[begin THE DATA]
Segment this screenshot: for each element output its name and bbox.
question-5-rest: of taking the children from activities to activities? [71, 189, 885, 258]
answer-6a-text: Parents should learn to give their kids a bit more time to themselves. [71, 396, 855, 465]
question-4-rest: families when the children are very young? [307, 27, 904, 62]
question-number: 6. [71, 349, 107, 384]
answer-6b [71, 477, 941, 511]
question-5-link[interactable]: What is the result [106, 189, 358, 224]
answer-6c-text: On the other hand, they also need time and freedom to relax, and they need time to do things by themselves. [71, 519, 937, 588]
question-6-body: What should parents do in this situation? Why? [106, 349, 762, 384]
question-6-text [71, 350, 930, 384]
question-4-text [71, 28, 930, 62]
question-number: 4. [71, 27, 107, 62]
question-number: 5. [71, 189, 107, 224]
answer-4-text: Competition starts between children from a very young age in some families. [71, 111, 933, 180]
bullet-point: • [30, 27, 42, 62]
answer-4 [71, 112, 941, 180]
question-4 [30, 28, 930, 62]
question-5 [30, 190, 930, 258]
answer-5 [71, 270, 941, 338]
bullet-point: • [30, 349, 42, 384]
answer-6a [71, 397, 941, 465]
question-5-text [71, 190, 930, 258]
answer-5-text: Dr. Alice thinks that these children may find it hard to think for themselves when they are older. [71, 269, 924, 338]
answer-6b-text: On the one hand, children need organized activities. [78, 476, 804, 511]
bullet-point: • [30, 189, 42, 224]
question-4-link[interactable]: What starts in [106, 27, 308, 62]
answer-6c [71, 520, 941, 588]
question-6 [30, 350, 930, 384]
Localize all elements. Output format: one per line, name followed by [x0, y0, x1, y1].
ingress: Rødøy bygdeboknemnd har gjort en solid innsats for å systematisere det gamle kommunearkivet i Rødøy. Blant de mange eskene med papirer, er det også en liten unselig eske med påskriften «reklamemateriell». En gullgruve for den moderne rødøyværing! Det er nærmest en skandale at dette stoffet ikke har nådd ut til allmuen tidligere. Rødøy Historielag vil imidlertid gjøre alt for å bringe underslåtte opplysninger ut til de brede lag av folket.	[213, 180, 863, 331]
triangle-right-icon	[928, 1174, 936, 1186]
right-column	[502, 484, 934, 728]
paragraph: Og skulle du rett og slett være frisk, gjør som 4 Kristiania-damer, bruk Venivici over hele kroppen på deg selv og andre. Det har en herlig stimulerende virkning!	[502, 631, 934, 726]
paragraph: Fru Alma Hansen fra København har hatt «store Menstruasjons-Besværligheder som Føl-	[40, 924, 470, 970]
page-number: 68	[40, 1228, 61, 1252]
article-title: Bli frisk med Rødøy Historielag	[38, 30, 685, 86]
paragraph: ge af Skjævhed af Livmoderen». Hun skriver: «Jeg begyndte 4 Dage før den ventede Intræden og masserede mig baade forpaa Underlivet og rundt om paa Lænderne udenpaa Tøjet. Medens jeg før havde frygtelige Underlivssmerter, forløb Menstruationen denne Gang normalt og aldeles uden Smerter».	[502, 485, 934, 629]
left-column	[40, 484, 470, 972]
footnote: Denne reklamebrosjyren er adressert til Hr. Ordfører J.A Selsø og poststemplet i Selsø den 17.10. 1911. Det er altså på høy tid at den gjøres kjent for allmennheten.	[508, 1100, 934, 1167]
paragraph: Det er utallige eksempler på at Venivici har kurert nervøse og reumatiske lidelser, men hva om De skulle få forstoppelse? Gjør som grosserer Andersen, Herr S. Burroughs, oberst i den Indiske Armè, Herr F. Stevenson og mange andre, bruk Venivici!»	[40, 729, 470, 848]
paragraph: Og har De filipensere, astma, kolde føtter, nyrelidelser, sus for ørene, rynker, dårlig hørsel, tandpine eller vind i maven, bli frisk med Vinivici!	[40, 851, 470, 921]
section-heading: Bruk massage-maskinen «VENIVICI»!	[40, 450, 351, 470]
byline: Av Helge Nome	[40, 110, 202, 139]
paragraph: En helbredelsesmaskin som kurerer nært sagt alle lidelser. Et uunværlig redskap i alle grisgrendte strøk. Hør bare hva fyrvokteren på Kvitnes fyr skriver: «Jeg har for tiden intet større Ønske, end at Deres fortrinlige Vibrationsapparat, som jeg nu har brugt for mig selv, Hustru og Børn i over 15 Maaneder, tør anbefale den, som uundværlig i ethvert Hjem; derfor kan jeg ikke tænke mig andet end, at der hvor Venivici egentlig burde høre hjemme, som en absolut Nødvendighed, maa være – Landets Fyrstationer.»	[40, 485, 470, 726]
[end THE DATA]
EXERCISE DESCRIPTION >>
Copy the material word for word, from its first line through the line that contains "question-4-link[interactable]: What starts", including both of those lines.

WORKED SOLUTION >>
Segment this screenshot: for each element output its name and bbox.
question-5-rest: of taking the children from activities to activities? [71, 189, 885, 258]
answer-6a-text: Parents should learn to give their kids a bit more time to themselves. [71, 396, 855, 465]
question-4-rest: families when the children are very young? [307, 27, 904, 62]
question-number: 6. [71, 349, 107, 384]
answer-6b [71, 477, 941, 511]
question-5-link[interactable]: What is the result [106, 189, 358, 224]
answer-6c-text: On the other hand, they also need time and freedom to relax, and they need time to do things by themselves. [71, 519, 937, 588]
question-6-body: What should parents do in this situation? Why? [106, 349, 762, 384]
question-6-text [71, 350, 930, 384]
question-4-text [71, 28, 930, 62]
question-number: 4. [71, 27, 107, 62]
question-number: 5. [71, 189, 107, 224]
answer-4-text: Competition starts between children from a very young age in some families. [71, 111, 933, 180]
bullet-point: • [30, 27, 42, 62]
answer-4 [71, 112, 941, 180]
question-4 [30, 28, 930, 62]
question-5 [30, 190, 930, 258]
answer-5 [71, 270, 941, 338]
bullet-point: • [30, 349, 42, 384]
answer-6a [71, 397, 941, 465]
question-5-text [71, 190, 930, 258]
answer-5-text: Dr. Alice thinks that these children may find it hard to think for themselves when they are older. [71, 269, 924, 338]
answer-6b-text: On the one hand, children need organized activities. [78, 476, 804, 511]
bullet-point: • [30, 189, 42, 224]
question-4-link[interactable]: What starts in [106, 27, 308, 62]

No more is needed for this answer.